# PROBLEM TO WORK ON
Look through the lines below and state how many hold the word "flows". Write only the number.

# DATA FOR THIS TASK
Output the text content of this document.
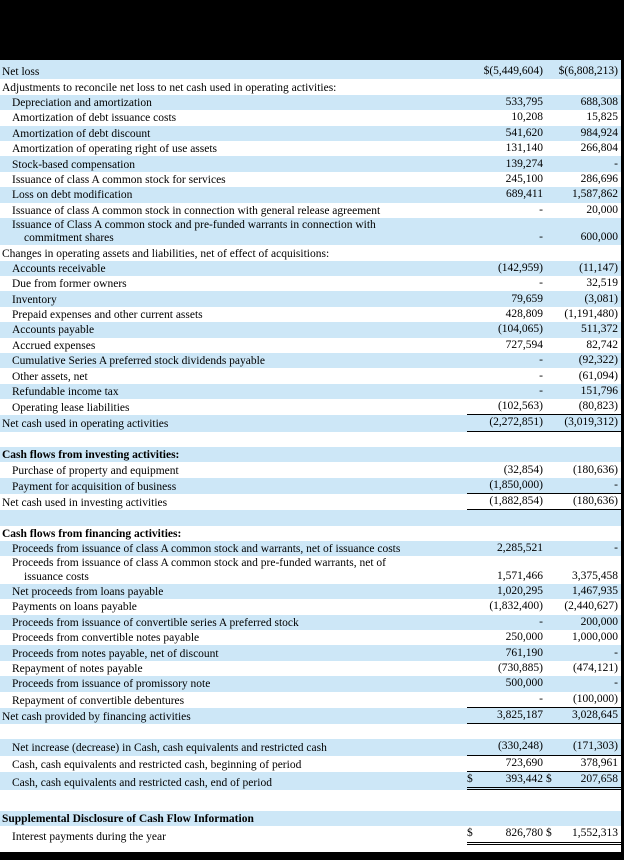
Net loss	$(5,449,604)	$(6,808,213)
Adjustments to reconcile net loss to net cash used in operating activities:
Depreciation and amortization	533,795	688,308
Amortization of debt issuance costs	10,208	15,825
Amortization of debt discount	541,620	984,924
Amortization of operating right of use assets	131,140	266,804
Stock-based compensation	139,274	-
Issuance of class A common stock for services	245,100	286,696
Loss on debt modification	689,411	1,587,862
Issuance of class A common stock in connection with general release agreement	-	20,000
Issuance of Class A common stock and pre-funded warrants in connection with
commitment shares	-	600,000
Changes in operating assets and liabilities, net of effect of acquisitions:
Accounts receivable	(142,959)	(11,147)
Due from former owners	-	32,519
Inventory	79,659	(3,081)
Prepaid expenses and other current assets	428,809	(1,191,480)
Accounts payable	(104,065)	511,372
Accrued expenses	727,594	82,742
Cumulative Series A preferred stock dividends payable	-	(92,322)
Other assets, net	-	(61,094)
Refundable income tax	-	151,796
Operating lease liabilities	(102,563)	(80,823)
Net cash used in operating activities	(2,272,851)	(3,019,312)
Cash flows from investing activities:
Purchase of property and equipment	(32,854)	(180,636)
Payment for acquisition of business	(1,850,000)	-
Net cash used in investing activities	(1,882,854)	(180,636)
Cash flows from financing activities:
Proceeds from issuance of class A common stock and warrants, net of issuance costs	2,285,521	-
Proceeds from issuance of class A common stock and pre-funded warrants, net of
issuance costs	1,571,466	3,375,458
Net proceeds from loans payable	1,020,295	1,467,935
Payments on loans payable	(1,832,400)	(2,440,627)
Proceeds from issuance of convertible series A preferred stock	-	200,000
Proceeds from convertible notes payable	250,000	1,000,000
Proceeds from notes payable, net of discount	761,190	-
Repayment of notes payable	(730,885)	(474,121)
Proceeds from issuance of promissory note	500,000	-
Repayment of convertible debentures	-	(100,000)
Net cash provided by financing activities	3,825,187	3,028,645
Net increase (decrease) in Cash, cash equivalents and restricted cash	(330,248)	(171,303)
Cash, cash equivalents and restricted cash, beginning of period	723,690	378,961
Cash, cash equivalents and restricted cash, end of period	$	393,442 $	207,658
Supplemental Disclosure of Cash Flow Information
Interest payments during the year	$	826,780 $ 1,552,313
...
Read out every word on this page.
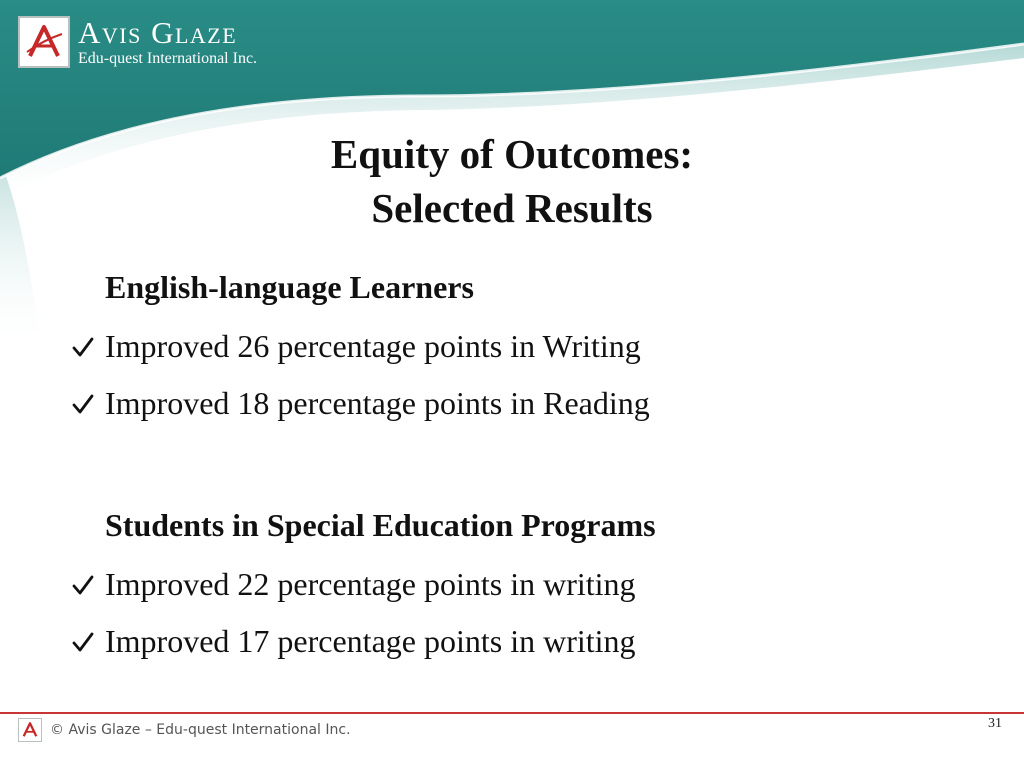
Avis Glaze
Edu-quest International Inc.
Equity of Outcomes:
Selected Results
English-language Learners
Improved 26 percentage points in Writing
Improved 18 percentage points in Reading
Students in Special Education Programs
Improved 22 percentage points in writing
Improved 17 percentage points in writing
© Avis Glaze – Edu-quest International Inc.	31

# EXPECTED ANSWER
2